**Work instructions**
Skip the pictures. Reproduce all other material exactly.

-- Start --

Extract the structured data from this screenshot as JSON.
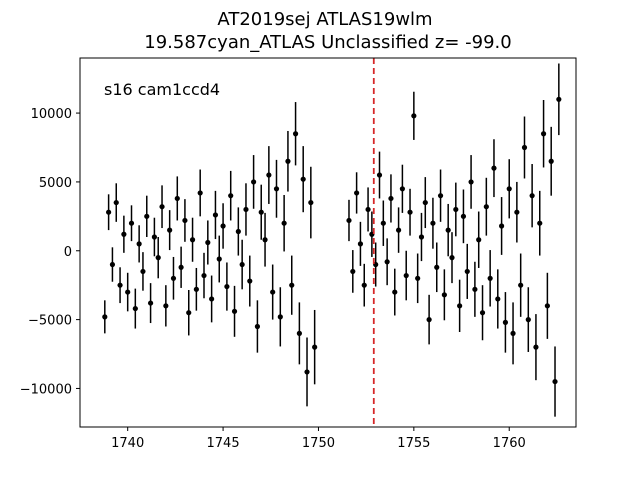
{
  "chart_data": {
    "type": "scatter",
    "title_line1": "AT2019sej  ATLAS19wlm",
    "title_line2": "19.587cyan_ATLAS Unclassified z= -99.0",
    "annotation": "s16 cam1ccd4",
    "xlabel": "",
    "ylabel": "",
    "xlim": [
      1737.5,
      1763.5
    ],
    "ylim": [
      -12800,
      14000
    ],
    "xticks": [
      1740,
      1745,
      1750,
      1755,
      1760
    ],
    "xtick_labels": [
      "1740",
      "1745",
      "1750",
      "1755",
      "1760"
    ],
    "yticks": [
      -10000,
      -5000,
      0,
      5000,
      10000
    ],
    "ytick_labels": [
      "−10000",
      "−5000",
      "0",
      "5000",
      "10000"
    ],
    "vline": {
      "x": 1752.9,
      "color": "#d62728",
      "style": "dashed"
    },
    "marker_color": "#000000",
    "segments": [
      {
        "x": [
          1738.8,
          1739.0,
          1739.2,
          1739.4,
          1739.6,
          1739.8,
          1740.0,
          1740.2,
          1740.4,
          1740.6,
          1740.8,
          1741.0,
          1741.2,
          1741.4,
          1741.6,
          1741.8,
          1742.0,
          1742.2,
          1742.4,
          1742.6,
          1742.8,
          1743.0,
          1743.2,
          1743.4,
          1743.6,
          1743.8,
          1744.0,
          1744.2,
          1744.4,
          1744.6,
          1744.8,
          1745.0,
          1745.2,
          1745.4,
          1745.6,
          1745.8,
          1746.0,
          1746.2,
          1746.4,
          1746.6,
          1746.8,
          1747.0,
          1747.2,
          1747.4,
          1747.6,
          1747.8,
          1748.0,
          1748.2,
          1748.4,
          1748.6,
          1748.8,
          1749.0,
          1749.2,
          1749.4,
          1749.6,
          1749.8
        ],
        "y": [
          -4800,
          2800,
          -1000,
          3500,
          -2500,
          1200,
          -3000,
          2000,
          -4200,
          500,
          -1500,
          2500,
          -3800,
          1000,
          -500,
          3200,
          -4000,
          1500,
          -2000,
          3800,
          -1200,
          2200,
          -4500,
          800,
          -2800,
          4200,
          -1800,
          600,
          -3500,
          2600,
          -600,
          1800,
          -2600,
          4000,
          -4400,
          1400,
          -1000,
          3000,
          -2200,
          5000,
          -5500,
          2800,
          800,
          5500,
          -3000,
          4500,
          -4800,
          2000,
          6500,
          -2500,
          8500,
          -6000,
          5200,
          -8800,
          3500,
          -7000
        ],
        "err": [
          1200,
          1300,
          1250,
          1400,
          1300,
          1350,
          1400,
          1300,
          1450,
          1350,
          1400,
          1500,
          1450,
          1400,
          1500,
          1550,
          1500,
          1450,
          1550,
          1600,
          1500,
          1550,
          1650,
          1600,
          1550,
          1700,
          1650,
          1600,
          1700,
          1750,
          1700,
          1650,
          1750,
          1800,
          1850,
          1750,
          1800,
          1900,
          1850,
          1950,
          1900,
          2000,
          1950,
          2100,
          2000,
          2100,
          2150,
          2050,
          2200,
          2150,
          2300,
          2250,
          2400,
          2500,
          2600,
          2700
        ]
      },
      {
        "x": [
          1751.6,
          1751.8,
          1752.0,
          1752.2,
          1752.4,
          1752.6,
          1752.8,
          1753.0,
          1753.2,
          1753.4,
          1753.6,
          1753.8,
          1754.0,
          1754.2,
          1754.4,
          1754.6,
          1754.8,
          1755.0,
          1755.2,
          1755.4,
          1755.6,
          1755.8,
          1756.0,
          1756.2,
          1756.4,
          1756.6,
          1756.8,
          1757.0,
          1757.2,
          1757.4,
          1757.6,
          1757.8,
          1758.0,
          1758.2,
          1758.4,
          1758.6,
          1758.8,
          1759.0,
          1759.2,
          1759.4,
          1759.6,
          1759.8,
          1760.0,
          1760.2,
          1760.4,
          1760.6,
          1760.8,
          1761.0,
          1761.2,
          1761.4,
          1761.6,
          1761.8,
          1762.0,
          1762.2,
          1762.4,
          1762.6
        ],
        "y": [
          2200,
          -1500,
          4200,
          500,
          -2500,
          3000,
          1200,
          -1000,
          5500,
          2000,
          -800,
          3800,
          -3000,
          1500,
          4500,
          -1800,
          2800,
          9800,
          -2000,
          1000,
          3500,
          -5000,
          2000,
          -1200,
          4000,
          -3200,
          1500,
          -500,
          3000,
          -4000,
          2500,
          -1500,
          5000,
          -2800,
          800,
          -4500,
          3200,
          -2000,
          6000,
          -3500,
          1800,
          -5200,
          4500,
          -6000,
          2800,
          -2500,
          7500,
          -5000,
          4000,
          -7000,
          2000,
          8500,
          -4000,
          6500,
          -9500,
          11000
        ],
        "err": [
          1500,
          1550,
          1500,
          1600,
          1550,
          1600,
          1650,
          1600,
          1700,
          1650,
          1700,
          1750,
          1700,
          1650,
          1750,
          1800,
          1700,
          1750,
          1800,
          1750,
          1850,
          1800,
          1850,
          1800,
          1900,
          1850,
          1900,
          1850,
          1950,
          1900,
          1950,
          2000,
          1950,
          2000,
          2050,
          2000,
          2100,
          2050,
          2100,
          2150,
          2100,
          2200,
          2150,
          2250,
          2200,
          2300,
          2250,
          2350,
          2300,
          2400,
          2350,
          2450,
          2400,
          2500,
          2550,
          2600
        ]
      }
    ]
  }
}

-- End --

**Task response**
Extract the structured data from this screenshot as JSON.
{
  "chart_data": {
    "type": "scatter",
    "title_line1": "AT2019sej  ATLAS19wlm",
    "title_line2": "19.587cyan_ATLAS Unclassified z= -99.0",
    "annotation": "s16 cam1ccd4",
    "xlabel": "",
    "ylabel": "",
    "xlim": [
      1737.5,
      1763.5
    ],
    "ylim": [
      -12800,
      14000
    ],
    "xticks": [
      1740,
      1745,
      1750,
      1755,
      1760
    ],
    "xtick_labels": [
      "1740",
      "1745",
      "1750",
      "1755",
      "1760"
    ],
    "yticks": [
      -10000,
      -5000,
      0,
      5000,
      10000
    ],
    "ytick_labels": [
      "−10000",
      "−5000",
      "0",
      "5000",
      "10000"
    ],
    "vline": {
      "x": 1752.9,
      "color": "#d62728",
      "style": "dashed"
    },
    "marker_color": "#000000",
    "segments": [
      {
        "x": [
          1738.8,
          1739.0,
          1739.2,
          1739.4,
          1739.6,
          1739.8,
          1740.0,
          1740.2,
          1740.4,
          1740.6,
          1740.8,
          1741.0,
          1741.2,
          1741.4,
          1741.6,
          1741.8,
          1742.0,
          1742.2,
          1742.4,
          1742.6,
          1742.8,
          1743.0,
          1743.2,
          1743.4,
          1743.6,
          1743.8,
          1744.0,
          1744.2,
          1744.4,
          1744.6,
          1744.8,
          1745.0,
          1745.2,
          1745.4,
          1745.6,
          1745.8,
          1746.0,
          1746.2,
          1746.4,
          1746.6,
          1746.8,
          1747.0,
          1747.2,
          1747.4,
          1747.6,
          1747.8,
          1748.0,
          1748.2,
          1748.4,
          1748.6,
          1748.8,
          1749.0,
          1749.2,
          1749.4,
          1749.6,
          1749.8
        ],
        "y": [
          -4800,
          2800,
          -1000,
          3500,
          -2500,
          1200,
          -3000,
          2000,
          -4200,
          500,
          -1500,
          2500,
          -3800,
          1000,
          -500,
          3200,
          -4000,
          1500,
          -2000,
          3800,
          -1200,
          2200,
          -4500,
          800,
          -2800,
          4200,
          -1800,
          600,
          -3500,
          2600,
          -600,
          1800,
          -2600,
          4000,
          -4400,
          1400,
          -1000,
          3000,
          -2200,
          5000,
          -5500,
          2800,
          800,
          5500,
          -3000,
          4500,
          -4800,
          2000,
          6500,
          -2500,
          8500,
          -6000,
          5200,
          -8800,
          3500,
          -7000
        ],
        "err": [
          1200,
          1300,
          1250,
          1400,
          1300,
          1350,
          1400,
          1300,
          1450,
          1350,
          1400,
          1500,
          1450,
          1400,
          1500,
          1550,
          1500,
          1450,
          1550,
          1600,
          1500,
          1550,
          1650,
          1600,
          1550,
          1700,
          1650,
          1600,
          1700,
          1750,
          1700,
          1650,
          1750,
          1800,
          1850,
          1750,
          1800,
          1900,
          1850,
          1950,
          1900,
          2000,
          1950,
          2100,
          2000,
          2100,
          2150,
          2050,
          2200,
          2150,
          2300,
          2250,
          2400,
          2500,
          2600,
          2700
        ]
      },
      {
        "x": [
          1751.6,
          1751.8,
          1752.0,
          1752.2,
          1752.4,
          1752.6,
          1752.8,
          1753.0,
          1753.2,
          1753.4,
          1753.6,
          1753.8,
          1754.0,
          1754.2,
          1754.4,
          1754.6,
          1754.8,
          1755.0,
          1755.2,
          1755.4,
          1755.6,
          1755.8,
          1756.0,
          1756.2,
          1756.4,
          1756.6,
          1756.8,
          1757.0,
          1757.2,
          1757.4,
          1757.6,
          1757.8,
          1758.0,
          1758.2,
          1758.4,
          1758.6,
          1758.8,
          1759.0,
          1759.2,
          1759.4,
          1759.6,
          1759.8,
          1760.0,
          1760.2,
          1760.4,
          1760.6,
          1760.8,
          1761.0,
          1761.2,
          1761.4,
          1761.6,
          1761.8,
          1762.0,
          1762.2,
          1762.4,
          1762.6
        ],
        "y": [
          2200,
          -1500,
          4200,
          500,
          -2500,
          3000,
          1200,
          -1000,
          5500,
          2000,
          -800,
          3800,
          -3000,
          1500,
          4500,
          -1800,
          2800,
          9800,
          -2000,
          1000,
          3500,
          -5000,
          2000,
          -1200,
          4000,
          -3200,
          1500,
          -500,
          3000,
          -4000,
          2500,
          -1500,
          5000,
          -2800,
          800,
          -4500,
          3200,
          -2000,
          6000,
          -3500,
          1800,
          -5200,
          4500,
          -6000,
          2800,
          -2500,
          7500,
          -5000,
          4000,
          -7000,
          2000,
          8500,
          -4000,
          6500,
          -9500,
          11000
        ],
        "err": [
          1500,
          1550,
          1500,
          1600,
          1550,
          1600,
          1650,
          1600,
          1700,
          1650,
          1700,
          1750,
          1700,
          1650,
          1750,
          1800,
          1700,
          1750,
          1800,
          1750,
          1850,
          1800,
          1850,
          1800,
          1900,
          1850,
          1900,
          1850,
          1950,
          1900,
          1950,
          2000,
          1950,
          2000,
          2050,
          2000,
          2100,
          2050,
          2100,
          2150,
          2100,
          2200,
          2150,
          2250,
          2200,
          2300,
          2250,
          2350,
          2300,
          2400,
          2350,
          2450,
          2400,
          2500,
          2550,
          2600
        ]
      }
    ]
  }
}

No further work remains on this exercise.